• **Data provided**
# # # #

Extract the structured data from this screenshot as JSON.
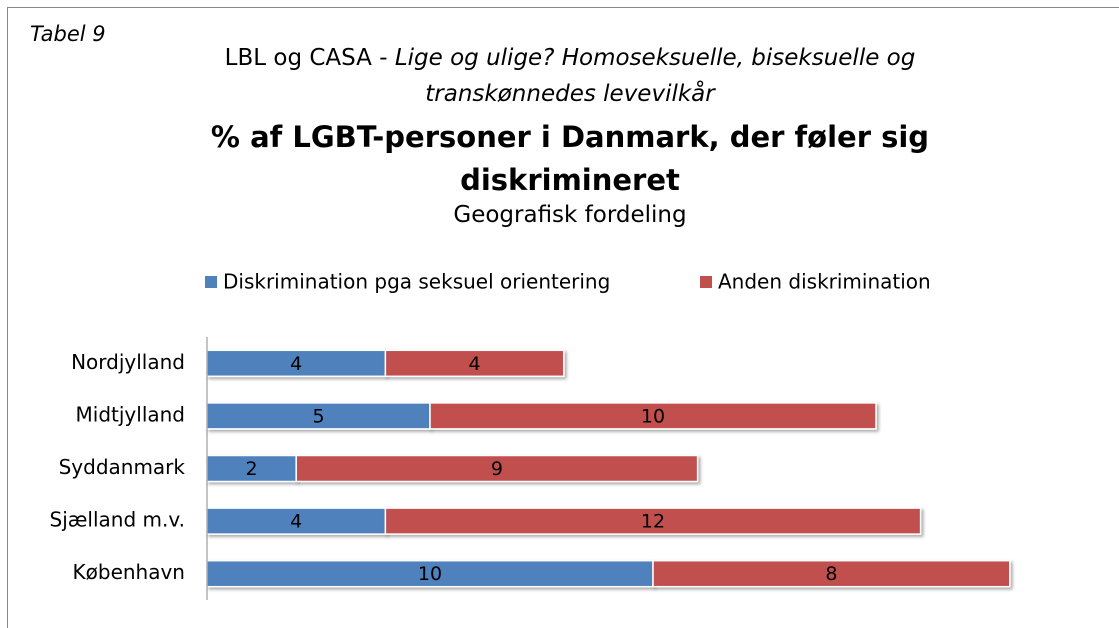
{
  "chart_data": {
    "type": "stacked_bar_horizontal",
    "tag": "Tabel 9",
    "source_prefix": "LBL og CASA - ",
    "source_italic": "Lige og ulige? Homoseksuelle, biseksuelle og transkønnedes levevilkår",
    "title": "% af LGBT-personer i Danmark, der føler sig diskrimineret",
    "subtitle": "Geografisk fordeling",
    "categories": [
      "Nordjylland",
      "Midtjylland",
      "Syddanmark",
      "Sjælland m.v.",
      "København"
    ],
    "series": [
      {
        "name": "Diskrimination pga seksuel orientering",
        "color": "#4f81bd",
        "values": [
          4,
          5,
          2,
          4,
          10
        ]
      },
      {
        "name": "Anden diskrimination",
        "color": "#c0504d",
        "values": [
          4,
          10,
          9,
          12,
          8
        ]
      }
    ],
    "xlim": [
      0,
      20
    ],
    "legend": "top"
  }
}
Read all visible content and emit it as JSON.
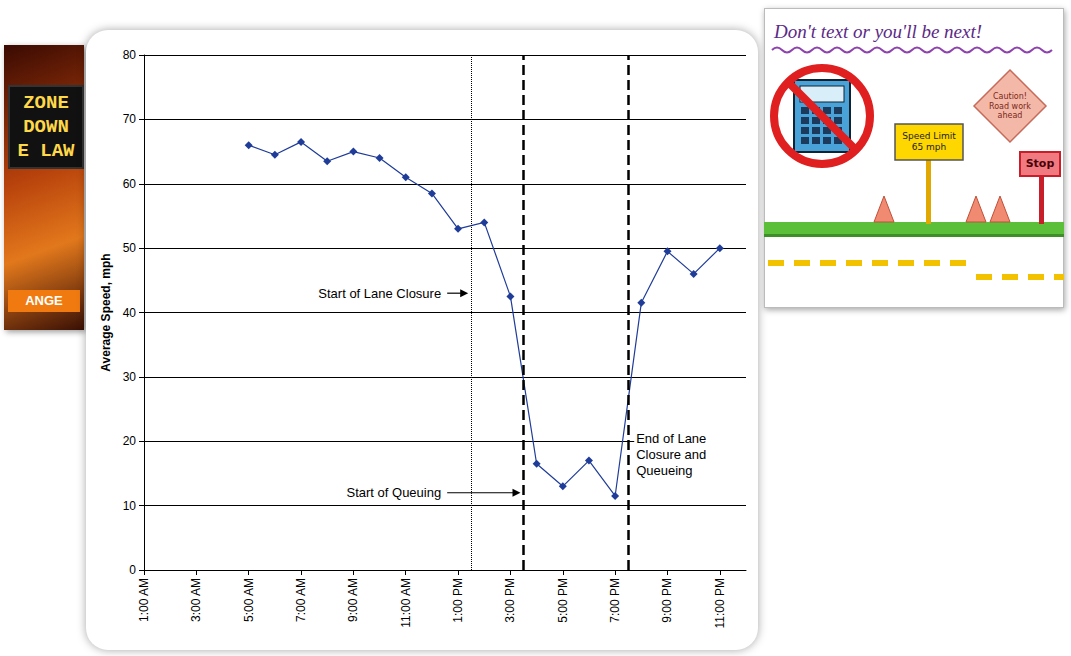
{
  "chart_data": {
    "type": "line",
    "y_label": "Average Speed, mph",
    "x": [
      5,
      6,
      7,
      8,
      9,
      10,
      11,
      12,
      13,
      14,
      15,
      16,
      17,
      18,
      19,
      20,
      21,
      22,
      23
    ],
    "values": [
      66,
      64.5,
      66.5,
      63.5,
      65,
      64,
      61,
      58.5,
      53,
      54,
      42.5,
      16.5,
      13,
      17,
      11.5,
      41.5,
      49.5,
      46,
      50
    ],
    "color": "#1f3c99",
    "marker": "diamond",
    "xlim": [
      1,
      24
    ],
    "xticks": [
      {
        "value": 1,
        "label": "1:00 AM"
      },
      {
        "value": 3,
        "label": "3:00 AM"
      },
      {
        "value": 5,
        "label": "5:00 AM"
      },
      {
        "value": 7,
        "label": "7:00 AM"
      },
      {
        "value": 9,
        "label": "9:00 AM"
      },
      {
        "value": 11,
        "label": "11:00 AM"
      },
      {
        "value": 13,
        "label": "1:00 PM"
      },
      {
        "value": 15,
        "label": "3:00 PM"
      },
      {
        "value": 17,
        "label": "5:00 PM"
      },
      {
        "value": 19,
        "label": "7:00 PM"
      },
      {
        "value": 21,
        "label": "9:00 PM"
      },
      {
        "value": 23,
        "label": "11:00 PM"
      }
    ],
    "ylim": [
      0,
      80
    ],
    "yticks": [
      0,
      10,
      20,
      30,
      40,
      50,
      60,
      70,
      80
    ],
    "grid": true,
    "annotations": [
      {
        "text": "Start of Lane Closure",
        "x": 13.5,
        "y": 43,
        "line_style": "dotted"
      },
      {
        "text": "Start of Queuing",
        "x": 15.5,
        "y": 12,
        "line_style": "dashed"
      },
      {
        "text": "End of Lane Closure and Queueing",
        "x": 19.5,
        "y": 18,
        "line_style": "dashed"
      }
    ]
  },
  "poster": {
    "sign_lines": [
      "ZONE",
      "DOWN",
      "E LAW"
    ],
    "button": "ANGE"
  },
  "drawing": {
    "title": "Don't text or you'll be next!",
    "signs": [
      "Caution! Road work ahead",
      "Speed Limit 65 mph",
      "Stop"
    ]
  }
}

# # # #

• **Work to do**
Leave out the pictures and print every line of the data exactly.

• **Response for this exercise**
Extract the structured data from this screenshot as JSON.
{
  "chart_data": {
    "type": "stacked_bar_horizontal",
    "tag": "Tabel 9",
    "source_prefix": "LBL og CASA - ",
    "source_italic": "Lige og ulige? Homoseksuelle, biseksuelle og transkønnedes levevilkår",
    "title": "% af LGBT-personer i Danmark, der føler sig diskrimineret",
    "subtitle": "Geografisk fordeling",
    "categories": [
      "Nordjylland",
      "Midtjylland",
      "Syddanmark",
      "Sjælland m.v.",
      "København"
    ],
    "series": [
      {
        "name": "Diskrimination pga seksuel orientering",
        "color": "#4f81bd",
        "values": [
          4,
          5,
          2,
          4,
          10
        ]
      },
      {
        "name": "Anden diskrimination",
        "color": "#c0504d",
        "values": [
          4,
          10,
          9,
          12,
          8
        ]
      }
    ],
    "xlim": [
      0,
      20
    ],
    "legend": "top"
  }
}
Read all visible content and emit it as JSON.
{
  "chart_data": {
    "type": "line",
    "y_label": "Average Speed, mph",
    "x": [
      5,
      6,
      7,
      8,
      9,
      10,
      11,
      12,
      13,
      14,
      15,
      16,
      17,
      18,
      19,
      20,
      21,
      22,
      23
    ],
    "values": [
      66,
      64.5,
      66.5,
      63.5,
      65,
      64,
      61,
      58.5,
      53,
      54,
      42.5,
      16.5,
      13,
      17,
      11.5,
      41.5,
      49.5,
      46,
      50
    ],
    "color": "#1f3c99",
    "marker": "diamond",
    "xlim": [
      1,
      24
    ],
    "xticks": [
      {
        "value": 1,
        "label": "1:00 AM"
      },
      {
        "value": 3,
        "label": "3:00 AM"
      },
      {
        "value": 5,
        "label": "5:00 AM"
      },
      {
        "value": 7,
        "label": "7:00 AM"
      },
      {
        "value": 9,
        "label": "9:00 AM"
      },
      {
        "value": 11,
        "label": "11:00 AM"
      },
      {
        "value": 13,
        "label": "1:00 PM"
      },
      {
        "value": 15,
        "label": "3:00 PM"
      },
      {
        "value": 17,
        "label": "5:00 PM"
      },
      {
        "value": 19,
        "label": "7:00 PM"
      },
      {
        "value": 21,
        "label": "9:00 PM"
      },
      {
        "value": 23,
        "label": "11:00 PM"
      }
    ],
    "ylim": [
      0,
      80
    ],
    "yticks": [
      0,
      10,
      20,
      30,
      40,
      50,
      60,
      70,
      80
    ],
    "grid": true,
    "annotations": [
      {
        "text": "Start of Lane Closure",
        "x": 13.5,
        "y": 43,
        "line_style": "dotted"
      },
      {
        "text": "Start of Queuing",
        "x": 15.5,
        "y": 12,
        "line_style": "dashed"
      },
      {
        "text": "End of Lane Closure and Queueing",
        "x": 19.5,
        "y": 18,
        "line_style": "dashed"
      }
    ]
  },
  "poster": {
    "sign_lines": [
      "ZONE",
      "DOWN",
      "E LAW"
    ],
    "button": "ANGE"
  },
  "drawing": {
    "title": "Don't text or you'll be next!",
    "signs": [
      "Caution! Road work ahead",
      "Speed Limit 65 mph",
      "Stop"
    ]
  }
}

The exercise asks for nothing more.